▶ EXERCISE TASK: Turn every line of the records into a Markdown table with two columns, Row and Line. Put a running number under Row and the line's text under Line, and skip blank lines.

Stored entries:

•••••

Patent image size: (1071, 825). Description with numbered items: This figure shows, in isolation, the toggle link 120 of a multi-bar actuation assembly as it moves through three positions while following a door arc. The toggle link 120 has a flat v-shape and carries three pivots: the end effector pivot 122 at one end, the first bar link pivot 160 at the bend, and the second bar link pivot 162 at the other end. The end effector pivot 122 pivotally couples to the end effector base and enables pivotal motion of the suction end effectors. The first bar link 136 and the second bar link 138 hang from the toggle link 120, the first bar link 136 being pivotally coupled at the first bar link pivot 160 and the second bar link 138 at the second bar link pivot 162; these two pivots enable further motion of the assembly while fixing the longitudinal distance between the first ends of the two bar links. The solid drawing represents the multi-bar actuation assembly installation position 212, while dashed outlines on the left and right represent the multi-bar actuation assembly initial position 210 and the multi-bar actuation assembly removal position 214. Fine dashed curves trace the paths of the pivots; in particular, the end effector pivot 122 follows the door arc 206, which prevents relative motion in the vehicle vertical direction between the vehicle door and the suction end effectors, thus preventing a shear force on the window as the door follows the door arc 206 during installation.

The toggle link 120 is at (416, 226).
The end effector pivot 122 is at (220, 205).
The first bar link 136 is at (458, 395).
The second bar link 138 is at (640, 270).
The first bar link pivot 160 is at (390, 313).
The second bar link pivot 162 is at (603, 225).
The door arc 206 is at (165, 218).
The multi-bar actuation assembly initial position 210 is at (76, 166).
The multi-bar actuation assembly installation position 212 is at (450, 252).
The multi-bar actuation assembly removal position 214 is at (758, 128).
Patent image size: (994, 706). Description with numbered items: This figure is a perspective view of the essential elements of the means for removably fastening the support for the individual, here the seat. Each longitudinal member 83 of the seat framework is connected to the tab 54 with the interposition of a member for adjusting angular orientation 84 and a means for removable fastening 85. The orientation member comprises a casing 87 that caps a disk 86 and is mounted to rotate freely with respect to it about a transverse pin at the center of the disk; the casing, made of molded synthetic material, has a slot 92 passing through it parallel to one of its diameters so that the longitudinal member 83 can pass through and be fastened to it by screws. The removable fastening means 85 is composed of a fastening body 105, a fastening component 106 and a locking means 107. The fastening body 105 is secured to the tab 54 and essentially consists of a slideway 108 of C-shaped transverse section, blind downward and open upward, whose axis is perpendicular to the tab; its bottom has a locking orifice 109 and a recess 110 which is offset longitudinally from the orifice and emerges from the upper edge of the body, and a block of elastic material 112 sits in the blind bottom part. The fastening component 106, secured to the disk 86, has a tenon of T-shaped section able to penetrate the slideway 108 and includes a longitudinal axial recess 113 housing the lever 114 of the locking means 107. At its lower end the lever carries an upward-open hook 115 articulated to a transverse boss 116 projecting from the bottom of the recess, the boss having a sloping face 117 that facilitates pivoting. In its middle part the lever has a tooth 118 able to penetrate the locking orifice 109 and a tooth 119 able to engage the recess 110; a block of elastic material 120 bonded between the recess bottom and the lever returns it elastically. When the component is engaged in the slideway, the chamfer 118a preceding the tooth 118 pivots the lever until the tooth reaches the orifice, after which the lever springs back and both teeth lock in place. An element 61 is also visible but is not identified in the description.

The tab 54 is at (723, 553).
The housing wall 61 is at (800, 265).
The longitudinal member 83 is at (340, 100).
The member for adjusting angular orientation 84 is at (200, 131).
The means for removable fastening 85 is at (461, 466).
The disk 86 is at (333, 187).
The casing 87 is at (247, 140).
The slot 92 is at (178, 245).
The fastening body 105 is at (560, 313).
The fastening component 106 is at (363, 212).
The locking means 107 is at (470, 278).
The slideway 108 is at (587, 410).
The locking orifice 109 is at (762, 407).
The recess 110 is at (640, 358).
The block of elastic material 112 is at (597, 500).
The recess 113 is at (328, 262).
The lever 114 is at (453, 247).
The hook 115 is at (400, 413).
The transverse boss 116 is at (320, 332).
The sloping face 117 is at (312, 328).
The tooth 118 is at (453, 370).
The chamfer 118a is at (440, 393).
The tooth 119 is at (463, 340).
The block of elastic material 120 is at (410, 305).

•••••

▶ RESULT FOR THIS EXERCISE:
| Row | Line |
|---|---|
| 1 | Patent image size: (1071, 825). Description with numbered items: This figure shows, in isolation, the toggle link 120 of a multi-bar actuation assembly as it moves through three positions while following a door arc. The toggle link 120 has a flat v-shape and carries three pivots: the end effector pivot 122 at one end, the first bar link pivot 160 at the bend, and the second bar link pivot 162 at the other end. The end effector pivot 122 pivotally couples to the end effector base and enables pivotal motion of the suction end effectors. The first bar link 136 and the second bar link 138 hang from the toggle link 120, the first bar link 136 being pivotally coupled at the first bar link pivot 160 and the second bar link 138 at the second bar link pivot 162; these two pivots enable further motion of the assembly while fixing the longitudinal distance between the first ends of the two bar links. The solid drawing represents the multi-bar actuation assembly installation position 212, while dashed outlines on the left and right represent the multi-bar actuation assembly initial position 210 and the multi-bar actuation assembly removal position 214. Fine dashed curves trace the paths of the pivots; in particular, the end effector pivot 122 follows the door arc 206, which prevents relative motion in the vehicle vertical direction between the vehicle door and the suction end effectors, thus preventing a shear force on the window as the door follows the door arc 206 during installation. |
| 2 | The toggle link 120 is at (416, 226). |
| 3 | The end effector pivot 122 is at (220, 205). |
| 4 | The first bar link 136 is at (458, 395). |
| 5 | The second bar link 138 is at (640, 270). |
| 6 | The first bar link pivot 160 is at (390, 313). |
| 7 | The second bar link pivot 162 is at (603, 225). |
| 8 | The door arc 206 is at (165, 218). |
| 9 | The multi-bar actuation assembly initial position 210 is at (76, 166). |
| 10 | The multi-bar actuation assembly installation position 212 is at (450, 252). |
| 11 | The multi-bar actuation assembly removal position 214 is at (758, 128). |
| 12 | Patent image size: (994, 706). Description with numbered items: This figure is a perspective view of the essential elements of the means for removably fastening the support for the individual, here the seat. Each longitudinal member 83 of the seat framework is connected to the tab 54 with the interposition of a member for adjusting angular orientation 84 and a means for removable fastening 85. The orientation member comprises a casing 87 that caps a disk 86 and is mounted to rotate freely with respect to it about a transverse pin at the center of the disk; the casing, made of molded synthetic material, has a slot 92 passing through it parallel to one of its diameters so that the longitudinal member 83 can pass through and be fastened to it by screws. The removable fastening means 85 is composed of a fastening body 105, a fastening component 106 and a locking means 107. The fastening body 105 is secured to the tab 54 and essentially consists of a slideway 108 of C-shaped transverse section, blind downward and open upward, whose axis is perpendicular to the tab; its bottom has a locking orifice 109 and a recess 110 which is offset longitudinally from the orifice and emerges from the upper edge of the body, and a block of elastic material 112 sits in the blind bottom part. The fastening component 106, secured to the disk 86, has a tenon of T-shaped section able to penetrate the slideway 108 and includes a longitudinal axial recess 113 housing the lever 114 of the locking means 107. At its lower end the lever carries an upward-open hook 115 articulated to a transverse boss 116 projecting from the bottom of the recess, the boss having a sloping face 117 that facilitates pivoting. In its middle part the lever has a tooth 118 able to penetrate the locking orifice 109 and a tooth 119 able to engage the recess 110; a block of elastic material 120 bonded between the recess bottom and the lever returns it elastically. When the component is engaged in the slideway, the chamfer 118a preceding the tooth 118 pivots the lever until the tooth reaches the orifice, after which the lever springs back and both teeth lock in place. An element 61 is also visible but is not identified in the description. |
| 13 | The tab 54 is at (723, 553). |
| 14 | The housing wall 61 is at (800, 265). |
| 15 | The longitudinal member 83 is at (340, 100). |
| 16 | The member for adjusting angular orientation 84 is at (200, 131). |
| 17 | The means for removable fastening 85 is at (461, 466). |
| 18 | The disk 86 is at (333, 187). |
| 19 | The casing 87 is at (247, 140). |
| 20 | The slot 92 is at (178, 245). |
| 21 | The fastening body 105 is at (560, 313). |
| 22 | The fastening component 106 is at (363, 212). |
| 23 | The locking means 107 is at (470, 278). |
| 24 | The slideway 108 is at (587, 410). |
| 25 | The locking orifice 109 is at (762, 407). |
| 26 | The recess 110 is at (640, 358). |
| 27 | The block of elastic material 112 is at (597, 500). |
| 28 | The recess 113 is at (328, 262). |
| 29 | The lever 114 is at (453, 247). |
| 30 | The hook 115 is at (400, 413). |
| 31 | The transverse boss 116 is at (320, 332). |
| 32 | The sloping face 117 is at (312, 328). |
| 33 | The tooth 118 is at (453, 370). |
| 34 | The chamfer 118a is at (440, 393). |
| 35 | The tooth 119 is at (463, 340). |
| 36 | The block of elastic material 120 is at (410, 305). |